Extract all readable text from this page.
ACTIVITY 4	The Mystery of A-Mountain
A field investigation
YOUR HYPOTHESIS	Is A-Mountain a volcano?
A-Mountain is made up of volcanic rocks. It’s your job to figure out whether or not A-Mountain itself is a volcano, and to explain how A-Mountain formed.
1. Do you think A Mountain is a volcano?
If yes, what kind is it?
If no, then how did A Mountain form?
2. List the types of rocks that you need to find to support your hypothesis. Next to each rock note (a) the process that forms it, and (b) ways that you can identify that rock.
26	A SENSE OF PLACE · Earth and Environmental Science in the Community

______________________________

# [Set problem]
Print the entries exactly. Include every one.

# [Task solution]
Extract all readable text from this page.
ACTIVITY 4	The Mystery of A-Mountain
A field investigation
YOUR HYPOTHESIS	Is A-Mountain a volcano?
A-Mountain is made up of volcanic rocks. It’s your job to figure out whether or not A-Mountain itself is a volcano, and to explain how A-Mountain formed.
1. Do you think A Mountain is a volcano?
If yes, what kind is it?
If no, then how did A Mountain form?
2. List the types of rocks that you need to find to support your hypothesis. Next to each rock note (a) the process that forms it, and (b) ways that you can identify that rock.
26	A SENSE OF PLACE · Earth and Environmental Science in the Community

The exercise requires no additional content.